• Direction: Pull each line holding "whishi" out of the entries below.

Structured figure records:
<<<<

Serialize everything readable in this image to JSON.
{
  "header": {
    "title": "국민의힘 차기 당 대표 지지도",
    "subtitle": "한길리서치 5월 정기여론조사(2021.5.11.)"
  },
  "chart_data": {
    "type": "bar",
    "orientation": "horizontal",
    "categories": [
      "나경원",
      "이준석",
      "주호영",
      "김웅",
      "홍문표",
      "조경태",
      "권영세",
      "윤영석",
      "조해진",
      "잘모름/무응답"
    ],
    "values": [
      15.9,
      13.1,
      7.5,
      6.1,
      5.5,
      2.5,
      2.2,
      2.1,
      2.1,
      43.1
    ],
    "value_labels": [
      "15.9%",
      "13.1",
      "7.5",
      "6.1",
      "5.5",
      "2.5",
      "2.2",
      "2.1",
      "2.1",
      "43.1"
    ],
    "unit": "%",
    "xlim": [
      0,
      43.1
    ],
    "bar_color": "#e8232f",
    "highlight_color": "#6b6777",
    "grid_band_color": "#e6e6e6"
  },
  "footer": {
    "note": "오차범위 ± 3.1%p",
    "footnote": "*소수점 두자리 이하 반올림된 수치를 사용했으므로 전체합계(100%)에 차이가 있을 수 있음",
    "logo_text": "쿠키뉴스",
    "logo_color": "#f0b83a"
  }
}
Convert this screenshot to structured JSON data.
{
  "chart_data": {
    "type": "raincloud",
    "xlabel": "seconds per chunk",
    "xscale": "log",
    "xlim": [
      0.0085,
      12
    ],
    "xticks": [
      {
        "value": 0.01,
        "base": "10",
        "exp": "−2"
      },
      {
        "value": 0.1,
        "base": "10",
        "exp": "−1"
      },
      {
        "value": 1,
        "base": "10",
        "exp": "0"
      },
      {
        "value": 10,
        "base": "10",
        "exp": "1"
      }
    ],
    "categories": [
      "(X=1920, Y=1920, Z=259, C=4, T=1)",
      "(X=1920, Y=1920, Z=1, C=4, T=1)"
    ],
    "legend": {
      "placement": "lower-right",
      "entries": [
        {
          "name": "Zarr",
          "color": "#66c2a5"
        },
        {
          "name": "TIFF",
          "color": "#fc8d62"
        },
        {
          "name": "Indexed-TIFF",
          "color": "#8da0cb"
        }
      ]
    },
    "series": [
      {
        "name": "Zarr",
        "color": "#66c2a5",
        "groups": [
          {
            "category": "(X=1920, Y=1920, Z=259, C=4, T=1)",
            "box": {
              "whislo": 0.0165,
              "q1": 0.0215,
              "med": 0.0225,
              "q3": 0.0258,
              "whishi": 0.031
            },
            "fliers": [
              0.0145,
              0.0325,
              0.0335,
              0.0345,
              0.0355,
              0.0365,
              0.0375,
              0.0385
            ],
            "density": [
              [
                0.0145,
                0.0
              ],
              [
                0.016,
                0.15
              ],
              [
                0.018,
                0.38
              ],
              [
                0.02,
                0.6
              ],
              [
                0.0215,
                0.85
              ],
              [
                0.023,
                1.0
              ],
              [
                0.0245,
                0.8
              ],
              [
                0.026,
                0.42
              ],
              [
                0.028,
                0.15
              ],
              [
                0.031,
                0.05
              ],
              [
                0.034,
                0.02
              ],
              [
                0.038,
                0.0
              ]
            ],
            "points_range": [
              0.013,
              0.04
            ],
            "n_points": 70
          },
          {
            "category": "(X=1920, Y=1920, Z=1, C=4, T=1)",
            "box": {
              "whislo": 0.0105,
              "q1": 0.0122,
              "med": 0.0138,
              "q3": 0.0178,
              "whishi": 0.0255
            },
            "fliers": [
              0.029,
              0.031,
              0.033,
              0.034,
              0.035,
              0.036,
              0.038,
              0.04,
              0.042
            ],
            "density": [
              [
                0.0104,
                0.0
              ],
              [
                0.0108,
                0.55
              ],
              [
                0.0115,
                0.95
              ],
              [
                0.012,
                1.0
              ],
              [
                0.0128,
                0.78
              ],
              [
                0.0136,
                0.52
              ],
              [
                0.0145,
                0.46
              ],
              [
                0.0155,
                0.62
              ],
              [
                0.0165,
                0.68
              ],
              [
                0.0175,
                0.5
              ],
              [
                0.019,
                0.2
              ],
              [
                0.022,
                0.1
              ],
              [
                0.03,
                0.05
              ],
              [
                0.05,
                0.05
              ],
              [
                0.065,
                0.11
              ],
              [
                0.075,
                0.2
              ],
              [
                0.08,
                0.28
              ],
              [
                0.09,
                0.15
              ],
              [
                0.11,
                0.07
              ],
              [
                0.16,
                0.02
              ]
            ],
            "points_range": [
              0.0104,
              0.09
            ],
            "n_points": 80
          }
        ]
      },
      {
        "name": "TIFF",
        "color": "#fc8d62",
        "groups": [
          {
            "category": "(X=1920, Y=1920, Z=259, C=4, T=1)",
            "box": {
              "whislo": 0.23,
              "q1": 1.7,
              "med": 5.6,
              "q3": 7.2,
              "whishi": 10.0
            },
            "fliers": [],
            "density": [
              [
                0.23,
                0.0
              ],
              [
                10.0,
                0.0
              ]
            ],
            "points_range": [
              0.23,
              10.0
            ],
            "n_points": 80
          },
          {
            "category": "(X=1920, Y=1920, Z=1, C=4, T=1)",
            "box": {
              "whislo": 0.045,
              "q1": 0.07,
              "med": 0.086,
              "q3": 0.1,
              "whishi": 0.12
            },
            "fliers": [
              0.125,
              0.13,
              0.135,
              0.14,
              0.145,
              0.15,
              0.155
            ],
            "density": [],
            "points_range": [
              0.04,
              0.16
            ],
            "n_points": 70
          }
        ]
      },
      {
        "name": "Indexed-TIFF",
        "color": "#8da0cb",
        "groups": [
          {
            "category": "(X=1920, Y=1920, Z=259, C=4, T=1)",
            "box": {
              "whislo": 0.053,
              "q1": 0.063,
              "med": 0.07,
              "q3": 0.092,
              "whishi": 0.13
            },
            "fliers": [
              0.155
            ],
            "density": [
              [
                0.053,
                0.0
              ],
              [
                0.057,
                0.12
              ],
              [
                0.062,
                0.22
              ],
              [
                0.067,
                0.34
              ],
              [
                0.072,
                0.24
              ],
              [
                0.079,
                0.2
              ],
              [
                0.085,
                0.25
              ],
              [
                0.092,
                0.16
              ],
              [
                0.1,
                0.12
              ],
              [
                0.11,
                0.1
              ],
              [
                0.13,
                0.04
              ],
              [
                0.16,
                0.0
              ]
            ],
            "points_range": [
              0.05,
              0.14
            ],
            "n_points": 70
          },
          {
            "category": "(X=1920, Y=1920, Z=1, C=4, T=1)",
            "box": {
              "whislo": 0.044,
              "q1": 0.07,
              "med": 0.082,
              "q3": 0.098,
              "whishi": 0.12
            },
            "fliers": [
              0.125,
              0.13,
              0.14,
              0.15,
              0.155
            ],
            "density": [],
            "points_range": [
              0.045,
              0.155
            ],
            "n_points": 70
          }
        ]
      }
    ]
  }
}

>>>>

• The reply:
              "whishi": 0.031
              "whishi": 0.0255
              "whishi": 10.0
              "whishi": 0.12
              "whishi": 0.13
              "whishi": 0.12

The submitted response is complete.